▶ Exercise prompt
Pull out each line of the items below that contains the string "axis", and copy those lines in order.

* begin *

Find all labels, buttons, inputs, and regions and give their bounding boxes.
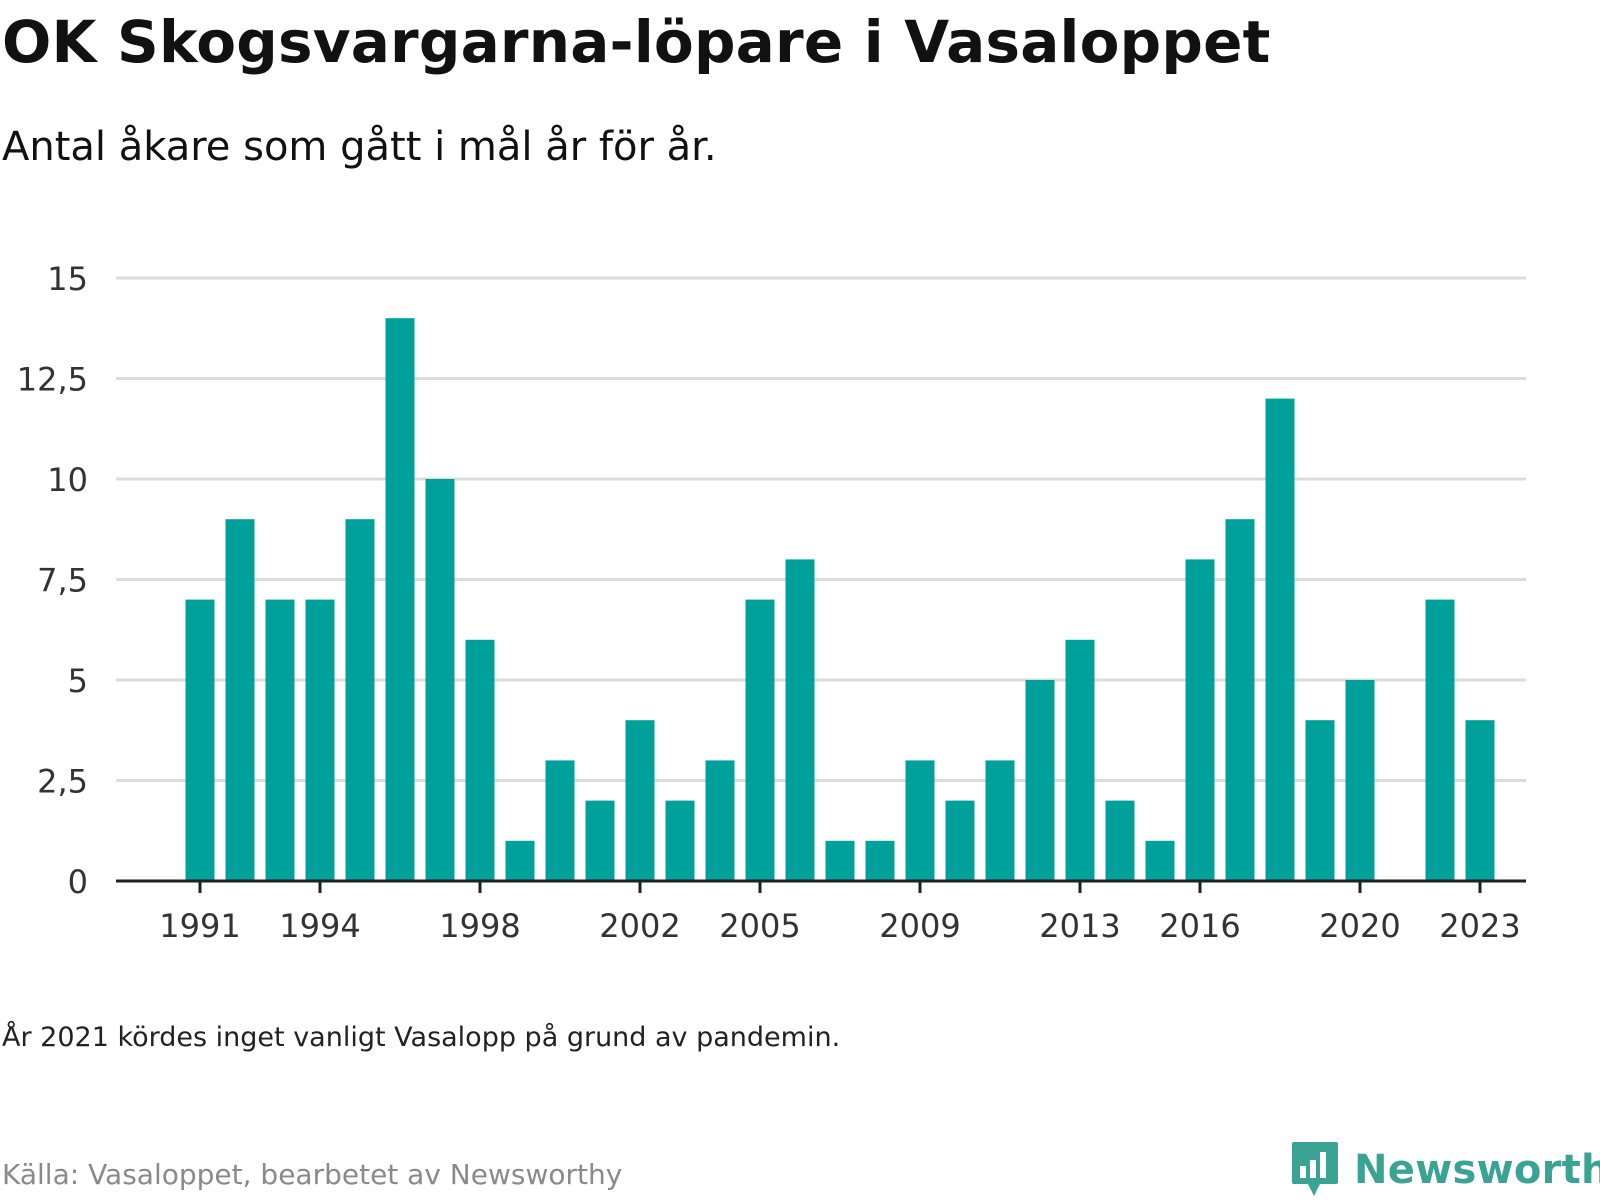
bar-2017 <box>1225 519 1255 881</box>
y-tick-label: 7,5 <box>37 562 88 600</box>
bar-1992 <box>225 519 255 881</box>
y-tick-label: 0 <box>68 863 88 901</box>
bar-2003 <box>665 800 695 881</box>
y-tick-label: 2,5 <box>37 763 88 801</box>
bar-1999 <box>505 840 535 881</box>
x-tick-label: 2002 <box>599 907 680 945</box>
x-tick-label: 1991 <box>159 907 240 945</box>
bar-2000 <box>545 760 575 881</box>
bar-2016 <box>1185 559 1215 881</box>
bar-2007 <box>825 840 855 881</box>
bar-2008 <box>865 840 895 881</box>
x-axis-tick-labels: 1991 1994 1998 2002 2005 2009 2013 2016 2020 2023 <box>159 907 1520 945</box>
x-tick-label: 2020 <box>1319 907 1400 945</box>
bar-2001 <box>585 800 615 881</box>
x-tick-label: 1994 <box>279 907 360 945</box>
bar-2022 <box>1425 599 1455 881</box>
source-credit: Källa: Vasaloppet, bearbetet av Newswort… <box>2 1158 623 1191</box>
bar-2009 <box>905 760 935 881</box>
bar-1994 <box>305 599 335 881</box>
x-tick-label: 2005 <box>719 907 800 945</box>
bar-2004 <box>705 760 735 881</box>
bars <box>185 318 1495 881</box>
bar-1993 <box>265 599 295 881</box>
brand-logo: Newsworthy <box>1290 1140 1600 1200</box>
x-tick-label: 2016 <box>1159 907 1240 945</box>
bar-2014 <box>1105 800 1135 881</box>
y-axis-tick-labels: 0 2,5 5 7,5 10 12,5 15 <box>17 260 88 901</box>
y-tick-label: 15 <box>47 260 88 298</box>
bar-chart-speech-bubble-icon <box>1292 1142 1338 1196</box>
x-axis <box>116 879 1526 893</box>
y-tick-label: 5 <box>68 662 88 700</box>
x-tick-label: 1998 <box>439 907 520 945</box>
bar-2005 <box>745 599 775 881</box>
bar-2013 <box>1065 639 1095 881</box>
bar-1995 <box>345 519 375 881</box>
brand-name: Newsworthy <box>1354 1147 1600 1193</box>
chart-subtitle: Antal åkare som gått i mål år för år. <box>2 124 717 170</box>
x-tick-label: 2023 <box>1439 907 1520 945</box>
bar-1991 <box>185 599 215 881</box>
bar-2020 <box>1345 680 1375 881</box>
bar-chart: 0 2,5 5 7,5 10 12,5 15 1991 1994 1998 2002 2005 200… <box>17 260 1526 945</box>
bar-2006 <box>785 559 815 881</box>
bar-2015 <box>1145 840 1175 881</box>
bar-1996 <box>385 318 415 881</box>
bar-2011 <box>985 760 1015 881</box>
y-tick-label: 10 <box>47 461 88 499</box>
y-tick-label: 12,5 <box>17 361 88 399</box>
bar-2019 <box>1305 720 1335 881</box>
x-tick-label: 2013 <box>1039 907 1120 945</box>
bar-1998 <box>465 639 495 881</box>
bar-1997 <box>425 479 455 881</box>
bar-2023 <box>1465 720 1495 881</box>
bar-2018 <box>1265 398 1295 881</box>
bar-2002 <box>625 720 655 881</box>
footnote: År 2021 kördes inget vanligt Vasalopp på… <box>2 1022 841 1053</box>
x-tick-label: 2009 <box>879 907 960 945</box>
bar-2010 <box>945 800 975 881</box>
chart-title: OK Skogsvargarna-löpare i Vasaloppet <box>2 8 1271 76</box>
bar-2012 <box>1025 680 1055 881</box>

* end *

▶ Right answer
x-axis-tick-labels: 1991 1994 1998 2002 2005 2009 2013 2016 2020 2023 <box>159 907 1520 945</box>
y-axis-tick-labels: 0 2,5 5 7,5 10 12,5 15 <box>17 260 88 901</box>
x-axis <box>116 879 1526 893</box>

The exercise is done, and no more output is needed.